Stated exercise
Count how many lines below include the string "name", and give that number without anything else.

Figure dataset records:
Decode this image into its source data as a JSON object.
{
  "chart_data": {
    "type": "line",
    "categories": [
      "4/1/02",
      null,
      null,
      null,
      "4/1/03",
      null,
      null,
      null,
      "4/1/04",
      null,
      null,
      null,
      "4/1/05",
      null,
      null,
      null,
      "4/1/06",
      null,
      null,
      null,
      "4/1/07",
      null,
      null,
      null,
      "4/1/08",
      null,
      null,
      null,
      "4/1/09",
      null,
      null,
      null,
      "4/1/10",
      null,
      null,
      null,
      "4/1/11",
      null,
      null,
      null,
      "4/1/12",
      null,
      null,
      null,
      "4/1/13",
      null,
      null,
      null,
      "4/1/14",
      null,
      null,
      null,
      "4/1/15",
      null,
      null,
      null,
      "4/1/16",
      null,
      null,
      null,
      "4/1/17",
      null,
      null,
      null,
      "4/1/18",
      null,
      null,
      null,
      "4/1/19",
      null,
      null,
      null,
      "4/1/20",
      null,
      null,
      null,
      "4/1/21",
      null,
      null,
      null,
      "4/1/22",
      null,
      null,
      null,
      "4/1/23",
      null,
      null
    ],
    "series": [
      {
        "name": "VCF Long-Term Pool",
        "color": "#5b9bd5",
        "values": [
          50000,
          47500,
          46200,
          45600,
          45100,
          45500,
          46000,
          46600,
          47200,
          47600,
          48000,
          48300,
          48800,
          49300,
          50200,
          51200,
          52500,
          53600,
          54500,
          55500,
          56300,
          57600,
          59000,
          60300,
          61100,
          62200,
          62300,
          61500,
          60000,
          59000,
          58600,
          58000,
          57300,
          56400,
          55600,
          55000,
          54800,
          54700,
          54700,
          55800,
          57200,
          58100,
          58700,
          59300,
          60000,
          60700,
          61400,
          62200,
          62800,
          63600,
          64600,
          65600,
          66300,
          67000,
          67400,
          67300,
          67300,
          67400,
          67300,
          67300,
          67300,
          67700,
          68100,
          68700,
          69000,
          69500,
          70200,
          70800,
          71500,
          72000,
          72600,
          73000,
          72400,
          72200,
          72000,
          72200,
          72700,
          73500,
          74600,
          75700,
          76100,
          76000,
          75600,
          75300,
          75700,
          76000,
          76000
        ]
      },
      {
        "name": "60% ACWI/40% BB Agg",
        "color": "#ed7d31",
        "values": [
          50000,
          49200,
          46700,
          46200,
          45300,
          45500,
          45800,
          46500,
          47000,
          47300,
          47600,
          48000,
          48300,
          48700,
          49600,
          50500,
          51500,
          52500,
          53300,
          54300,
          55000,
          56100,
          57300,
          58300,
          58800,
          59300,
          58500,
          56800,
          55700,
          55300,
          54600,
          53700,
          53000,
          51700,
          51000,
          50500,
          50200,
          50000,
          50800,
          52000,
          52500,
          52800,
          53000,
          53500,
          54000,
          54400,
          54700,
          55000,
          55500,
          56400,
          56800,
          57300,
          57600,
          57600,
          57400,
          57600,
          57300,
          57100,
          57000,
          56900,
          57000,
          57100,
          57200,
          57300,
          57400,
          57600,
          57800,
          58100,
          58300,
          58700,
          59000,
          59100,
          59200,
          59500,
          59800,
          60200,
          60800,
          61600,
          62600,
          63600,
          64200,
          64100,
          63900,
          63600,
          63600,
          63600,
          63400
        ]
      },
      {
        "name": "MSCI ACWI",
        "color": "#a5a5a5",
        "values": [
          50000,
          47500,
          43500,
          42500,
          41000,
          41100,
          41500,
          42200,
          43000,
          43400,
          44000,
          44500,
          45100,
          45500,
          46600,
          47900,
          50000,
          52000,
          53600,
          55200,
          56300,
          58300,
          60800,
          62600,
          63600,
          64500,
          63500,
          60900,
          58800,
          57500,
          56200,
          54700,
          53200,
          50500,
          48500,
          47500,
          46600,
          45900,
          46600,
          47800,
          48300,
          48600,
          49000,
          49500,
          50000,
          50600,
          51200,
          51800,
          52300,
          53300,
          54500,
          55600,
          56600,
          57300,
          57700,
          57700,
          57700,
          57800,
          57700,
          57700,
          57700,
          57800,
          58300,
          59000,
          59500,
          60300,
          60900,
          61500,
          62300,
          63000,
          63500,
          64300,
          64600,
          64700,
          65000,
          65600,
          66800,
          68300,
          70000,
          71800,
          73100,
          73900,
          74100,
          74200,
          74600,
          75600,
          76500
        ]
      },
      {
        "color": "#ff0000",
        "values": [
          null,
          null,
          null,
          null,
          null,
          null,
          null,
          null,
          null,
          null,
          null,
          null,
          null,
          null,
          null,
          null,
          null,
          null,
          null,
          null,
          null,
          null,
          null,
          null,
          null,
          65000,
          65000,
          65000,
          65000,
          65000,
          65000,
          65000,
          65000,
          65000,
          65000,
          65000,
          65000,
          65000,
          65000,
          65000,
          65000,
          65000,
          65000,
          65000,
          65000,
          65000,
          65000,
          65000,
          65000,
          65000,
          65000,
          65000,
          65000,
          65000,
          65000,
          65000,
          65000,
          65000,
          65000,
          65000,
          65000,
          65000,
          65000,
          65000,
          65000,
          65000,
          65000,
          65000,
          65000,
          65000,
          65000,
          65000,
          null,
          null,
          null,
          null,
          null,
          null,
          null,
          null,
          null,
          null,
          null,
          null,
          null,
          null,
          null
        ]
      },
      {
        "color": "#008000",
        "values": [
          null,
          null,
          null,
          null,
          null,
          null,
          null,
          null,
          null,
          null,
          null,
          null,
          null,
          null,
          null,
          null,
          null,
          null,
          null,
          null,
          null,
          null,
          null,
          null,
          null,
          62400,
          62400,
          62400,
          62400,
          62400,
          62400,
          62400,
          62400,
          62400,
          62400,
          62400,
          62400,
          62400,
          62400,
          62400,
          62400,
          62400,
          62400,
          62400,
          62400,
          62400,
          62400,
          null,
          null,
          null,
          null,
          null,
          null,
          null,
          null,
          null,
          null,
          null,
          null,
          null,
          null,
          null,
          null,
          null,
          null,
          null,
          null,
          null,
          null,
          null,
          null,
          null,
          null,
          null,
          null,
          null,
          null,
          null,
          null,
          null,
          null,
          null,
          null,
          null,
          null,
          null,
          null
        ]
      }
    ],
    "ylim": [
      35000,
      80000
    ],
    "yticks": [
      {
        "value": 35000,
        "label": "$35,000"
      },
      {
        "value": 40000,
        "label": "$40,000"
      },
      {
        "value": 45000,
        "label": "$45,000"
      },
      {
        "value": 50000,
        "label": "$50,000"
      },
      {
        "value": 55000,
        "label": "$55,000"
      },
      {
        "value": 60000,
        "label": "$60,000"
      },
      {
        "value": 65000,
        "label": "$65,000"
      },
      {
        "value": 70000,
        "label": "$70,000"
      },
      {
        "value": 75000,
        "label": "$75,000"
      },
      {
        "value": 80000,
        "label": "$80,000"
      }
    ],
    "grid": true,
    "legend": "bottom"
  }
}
--
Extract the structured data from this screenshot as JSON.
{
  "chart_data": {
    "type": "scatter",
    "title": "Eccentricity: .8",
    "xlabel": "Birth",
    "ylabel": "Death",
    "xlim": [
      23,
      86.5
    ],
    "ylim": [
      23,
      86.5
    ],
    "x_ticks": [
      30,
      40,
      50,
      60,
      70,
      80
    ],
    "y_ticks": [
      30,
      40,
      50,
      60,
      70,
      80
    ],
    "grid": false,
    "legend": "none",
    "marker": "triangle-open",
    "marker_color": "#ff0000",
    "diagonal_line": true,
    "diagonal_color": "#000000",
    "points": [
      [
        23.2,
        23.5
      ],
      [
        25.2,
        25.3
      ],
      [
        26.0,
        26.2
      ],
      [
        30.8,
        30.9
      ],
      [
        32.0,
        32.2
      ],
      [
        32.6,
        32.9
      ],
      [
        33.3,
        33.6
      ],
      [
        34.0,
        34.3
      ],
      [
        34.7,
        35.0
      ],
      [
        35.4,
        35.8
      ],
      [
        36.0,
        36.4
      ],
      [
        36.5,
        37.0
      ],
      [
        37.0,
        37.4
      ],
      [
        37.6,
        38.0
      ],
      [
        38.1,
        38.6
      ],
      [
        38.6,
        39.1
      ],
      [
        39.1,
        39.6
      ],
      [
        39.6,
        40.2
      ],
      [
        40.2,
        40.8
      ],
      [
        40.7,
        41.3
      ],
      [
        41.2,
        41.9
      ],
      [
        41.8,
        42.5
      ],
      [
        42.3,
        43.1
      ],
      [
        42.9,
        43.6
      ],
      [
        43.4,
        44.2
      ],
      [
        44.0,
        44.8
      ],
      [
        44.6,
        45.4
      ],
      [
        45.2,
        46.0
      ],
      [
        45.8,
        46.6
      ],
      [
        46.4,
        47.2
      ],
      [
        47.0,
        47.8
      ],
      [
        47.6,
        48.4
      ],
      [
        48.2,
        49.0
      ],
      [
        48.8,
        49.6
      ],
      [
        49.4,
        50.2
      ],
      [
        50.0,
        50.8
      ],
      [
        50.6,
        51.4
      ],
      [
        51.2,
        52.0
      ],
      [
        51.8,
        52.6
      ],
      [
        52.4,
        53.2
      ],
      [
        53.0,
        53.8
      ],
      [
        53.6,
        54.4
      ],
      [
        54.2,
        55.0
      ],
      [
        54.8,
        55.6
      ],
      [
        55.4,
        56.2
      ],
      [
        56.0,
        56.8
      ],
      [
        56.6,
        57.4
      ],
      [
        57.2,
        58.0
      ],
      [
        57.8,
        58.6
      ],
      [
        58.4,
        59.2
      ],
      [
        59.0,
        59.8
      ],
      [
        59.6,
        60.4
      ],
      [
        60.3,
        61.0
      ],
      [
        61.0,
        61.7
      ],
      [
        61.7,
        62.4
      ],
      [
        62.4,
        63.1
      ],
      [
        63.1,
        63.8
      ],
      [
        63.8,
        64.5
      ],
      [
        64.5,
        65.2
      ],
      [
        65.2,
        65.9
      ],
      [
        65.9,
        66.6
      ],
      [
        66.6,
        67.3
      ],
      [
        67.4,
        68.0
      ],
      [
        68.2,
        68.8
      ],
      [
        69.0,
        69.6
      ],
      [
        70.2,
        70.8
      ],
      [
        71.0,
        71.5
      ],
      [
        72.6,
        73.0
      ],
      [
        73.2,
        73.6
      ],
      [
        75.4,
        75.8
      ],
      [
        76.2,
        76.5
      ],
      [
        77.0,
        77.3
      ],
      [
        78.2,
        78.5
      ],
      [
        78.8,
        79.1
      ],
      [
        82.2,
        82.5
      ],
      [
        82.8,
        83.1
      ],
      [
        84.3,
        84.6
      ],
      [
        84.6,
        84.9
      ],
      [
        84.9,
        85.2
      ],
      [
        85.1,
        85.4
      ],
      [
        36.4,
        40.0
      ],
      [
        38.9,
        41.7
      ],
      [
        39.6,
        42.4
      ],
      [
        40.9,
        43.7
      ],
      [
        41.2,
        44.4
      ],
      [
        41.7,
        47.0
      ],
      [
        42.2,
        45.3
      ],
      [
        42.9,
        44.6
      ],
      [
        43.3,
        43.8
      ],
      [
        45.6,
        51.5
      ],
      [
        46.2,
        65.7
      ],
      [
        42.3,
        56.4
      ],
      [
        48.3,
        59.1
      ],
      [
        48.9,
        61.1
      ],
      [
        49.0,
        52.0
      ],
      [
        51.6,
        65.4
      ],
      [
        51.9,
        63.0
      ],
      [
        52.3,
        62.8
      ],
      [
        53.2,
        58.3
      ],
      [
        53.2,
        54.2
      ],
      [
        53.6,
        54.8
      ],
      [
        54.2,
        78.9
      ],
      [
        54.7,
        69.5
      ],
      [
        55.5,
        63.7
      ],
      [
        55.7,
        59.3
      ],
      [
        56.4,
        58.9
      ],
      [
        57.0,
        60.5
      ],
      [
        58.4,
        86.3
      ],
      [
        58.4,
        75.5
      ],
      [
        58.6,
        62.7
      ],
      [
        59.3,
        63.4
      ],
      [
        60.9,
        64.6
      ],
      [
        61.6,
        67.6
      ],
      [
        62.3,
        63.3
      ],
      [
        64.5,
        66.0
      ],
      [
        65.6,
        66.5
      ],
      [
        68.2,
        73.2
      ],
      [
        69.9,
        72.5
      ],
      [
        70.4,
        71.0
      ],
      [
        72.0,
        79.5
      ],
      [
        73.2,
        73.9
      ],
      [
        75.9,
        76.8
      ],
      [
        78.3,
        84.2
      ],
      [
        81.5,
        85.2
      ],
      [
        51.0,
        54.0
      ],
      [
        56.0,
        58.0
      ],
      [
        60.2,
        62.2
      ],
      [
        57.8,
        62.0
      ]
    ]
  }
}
---
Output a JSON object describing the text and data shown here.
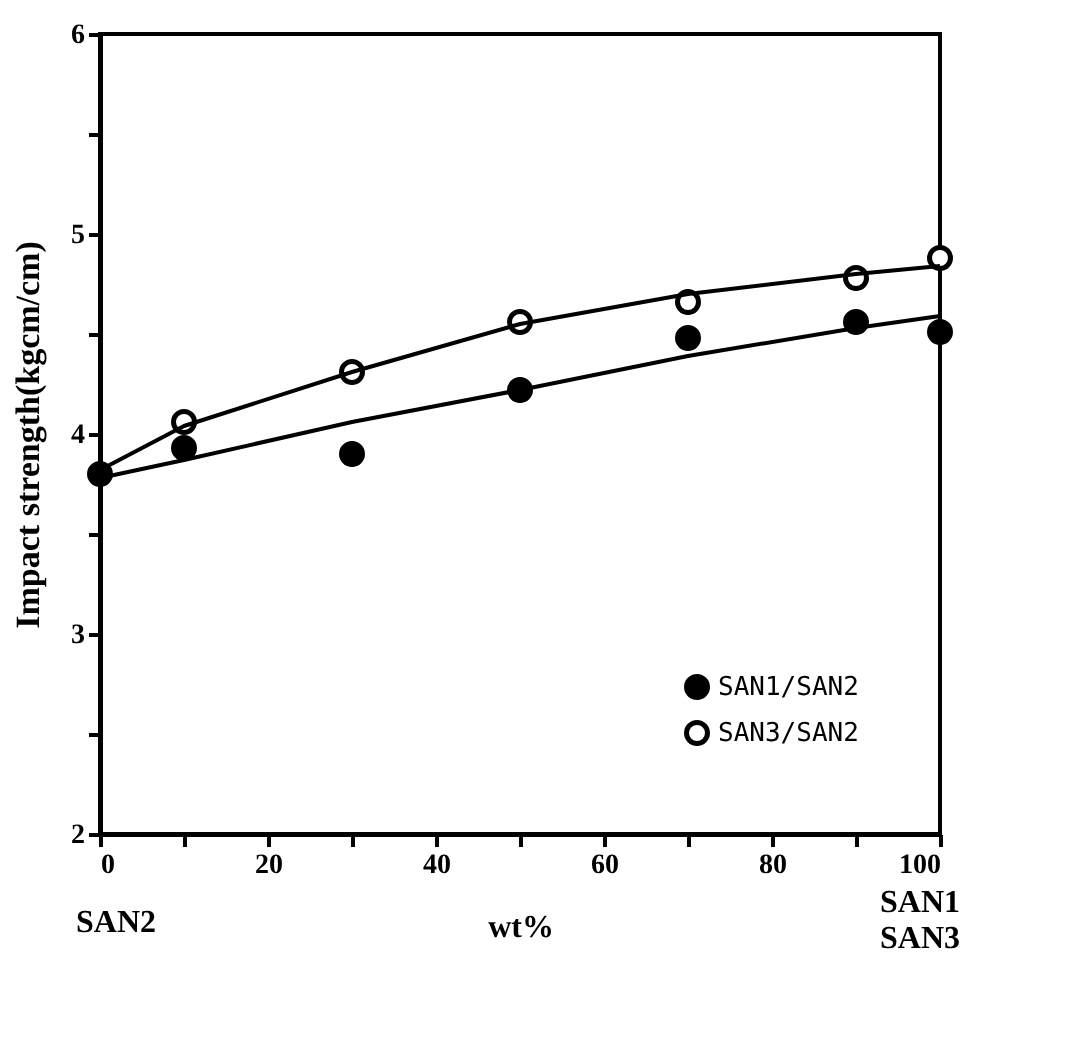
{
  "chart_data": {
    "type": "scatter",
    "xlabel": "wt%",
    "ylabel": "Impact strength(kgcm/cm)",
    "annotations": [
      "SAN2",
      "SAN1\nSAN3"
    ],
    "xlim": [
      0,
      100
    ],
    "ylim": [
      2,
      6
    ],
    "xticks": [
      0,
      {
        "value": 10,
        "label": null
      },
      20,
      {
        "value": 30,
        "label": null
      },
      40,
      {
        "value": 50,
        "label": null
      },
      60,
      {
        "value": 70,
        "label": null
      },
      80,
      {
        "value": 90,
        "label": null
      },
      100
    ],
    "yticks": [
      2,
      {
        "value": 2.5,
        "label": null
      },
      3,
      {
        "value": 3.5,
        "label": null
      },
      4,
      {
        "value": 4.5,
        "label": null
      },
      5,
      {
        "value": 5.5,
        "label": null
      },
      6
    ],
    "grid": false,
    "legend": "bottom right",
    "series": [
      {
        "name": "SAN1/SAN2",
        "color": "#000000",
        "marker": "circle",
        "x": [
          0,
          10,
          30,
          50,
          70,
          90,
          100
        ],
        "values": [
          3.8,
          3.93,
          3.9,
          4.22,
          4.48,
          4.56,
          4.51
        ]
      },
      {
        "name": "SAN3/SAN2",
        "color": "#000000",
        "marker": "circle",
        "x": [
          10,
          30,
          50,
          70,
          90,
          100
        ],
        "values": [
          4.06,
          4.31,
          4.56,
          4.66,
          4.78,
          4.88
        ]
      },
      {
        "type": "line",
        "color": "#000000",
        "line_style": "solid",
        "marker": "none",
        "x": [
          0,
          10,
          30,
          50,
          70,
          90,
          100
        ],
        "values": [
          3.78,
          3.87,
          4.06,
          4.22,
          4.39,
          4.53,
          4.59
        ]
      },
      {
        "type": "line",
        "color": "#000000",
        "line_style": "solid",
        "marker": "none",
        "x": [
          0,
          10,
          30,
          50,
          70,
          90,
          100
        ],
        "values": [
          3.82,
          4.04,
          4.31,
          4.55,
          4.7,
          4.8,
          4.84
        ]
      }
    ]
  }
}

Solution for this task
5